Task to complete: Reproduce the records that follow in full, excluding any picture they contain.

Data entries:
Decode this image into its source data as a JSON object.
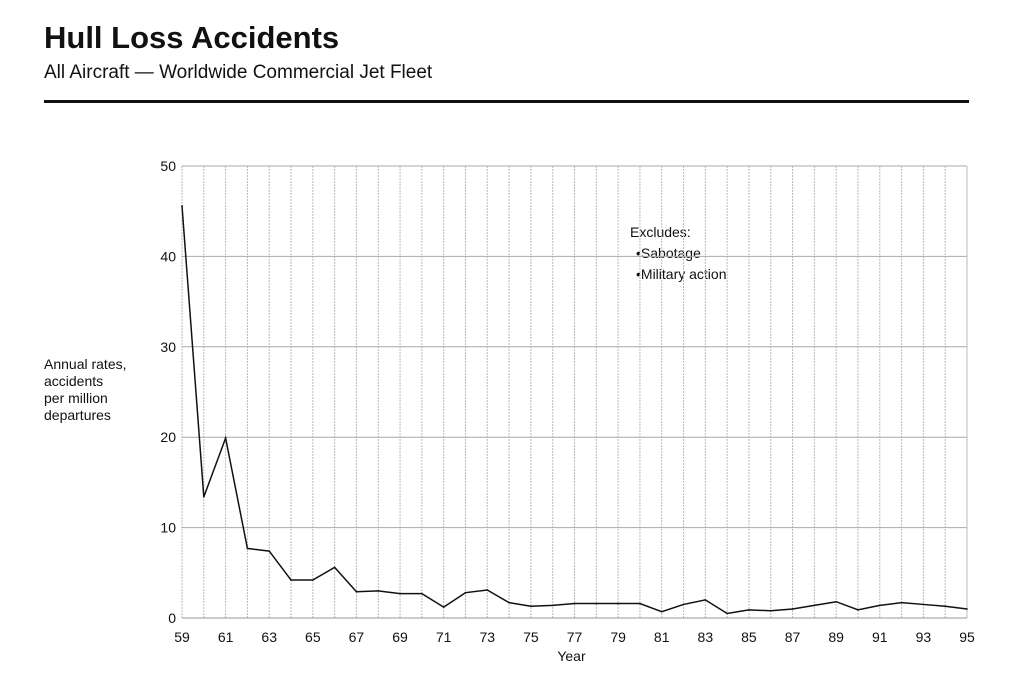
{
  "chart_data": {
    "type": "line",
    "title": "Hull Loss Accidents",
    "subtitle": "All Aircraft — Worldwide Commercial Jet Fleet",
    "xlabel": "Year",
    "ylabel_lines": [
      "Annual rates,",
      "accidents",
      "per million",
      "departures"
    ],
    "ylim": [
      0,
      50
    ],
    "xlim": [
      59,
      95
    ],
    "yticks": [
      0,
      10,
      20,
      30,
      40,
      50
    ],
    "xticks": [
      "59",
      "61",
      "63",
      "65",
      "67",
      "69",
      "71",
      "73",
      "75",
      "77",
      "79",
      "81",
      "83",
      "85",
      "87",
      "89",
      "91",
      "93",
      "95"
    ],
    "grid": true,
    "legend": {
      "heading": "Excludes:",
      "items": [
        "Sabotage",
        "Military action"
      ],
      "placement": "top-right"
    },
    "x": [
      59,
      60,
      61,
      62,
      63,
      64,
      65,
      66,
      67,
      68,
      69,
      70,
      71,
      72,
      73,
      74,
      75,
      76,
      77,
      78,
      79,
      80,
      81,
      82,
      83,
      84,
      85,
      86,
      87,
      88,
      89,
      90,
      91,
      92,
      93,
      94,
      95
    ],
    "series": [
      {
        "name": "Hull loss rate",
        "values": [
          45.6,
          13.4,
          19.9,
          7.7,
          7.4,
          4.2,
          4.2,
          5.6,
          2.9,
          3.0,
          2.7,
          2.7,
          1.2,
          2.8,
          3.1,
          1.7,
          1.3,
          1.4,
          1.6,
          1.6,
          1.6,
          1.6,
          0.7,
          1.5,
          2.0,
          0.5,
          0.9,
          0.8,
          1.0,
          1.4,
          1.8,
          0.9,
          1.4,
          1.7,
          1.5,
          1.3,
          1.0
        ]
      }
    ]
  }
}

Task answer:
Decode this image into its source data as a JSON object.
{
  "chart_data": {
    "type": "line",
    "title": "Hull Loss Accidents",
    "subtitle": "All Aircraft — Worldwide Commercial Jet Fleet",
    "xlabel": "Year",
    "ylabel_lines": [
      "Annual rates,",
      "accidents",
      "per million",
      "departures"
    ],
    "ylim": [
      0,
      50
    ],
    "xlim": [
      59,
      95
    ],
    "yticks": [
      0,
      10,
      20,
      30,
      40,
      50
    ],
    "xticks": [
      "59",
      "61",
      "63",
      "65",
      "67",
      "69",
      "71",
      "73",
      "75",
      "77",
      "79",
      "81",
      "83",
      "85",
      "87",
      "89",
      "91",
      "93",
      "95"
    ],
    "grid": true,
    "legend": {
      "heading": "Excludes:",
      "items": [
        "Sabotage",
        "Military action"
      ],
      "placement": "top-right"
    },
    "x": [
      59,
      60,
      61,
      62,
      63,
      64,
      65,
      66,
      67,
      68,
      69,
      70,
      71,
      72,
      73,
      74,
      75,
      76,
      77,
      78,
      79,
      80,
      81,
      82,
      83,
      84,
      85,
      86,
      87,
      88,
      89,
      90,
      91,
      92,
      93,
      94,
      95
    ],
    "series": [
      {
        "name": "Hull loss rate",
        "values": [
          45.6,
          13.4,
          19.9,
          7.7,
          7.4,
          4.2,
          4.2,
          5.6,
          2.9,
          3.0,
          2.7,
          2.7,
          1.2,
          2.8,
          3.1,
          1.7,
          1.3,
          1.4,
          1.6,
          1.6,
          1.6,
          1.6,
          0.7,
          1.5,
          2.0,
          0.5,
          0.9,
          0.8,
          1.0,
          1.4,
          1.8,
          0.9,
          1.4,
          1.7,
          1.5,
          1.3,
          1.0
        ]
      }
    ]
  }
}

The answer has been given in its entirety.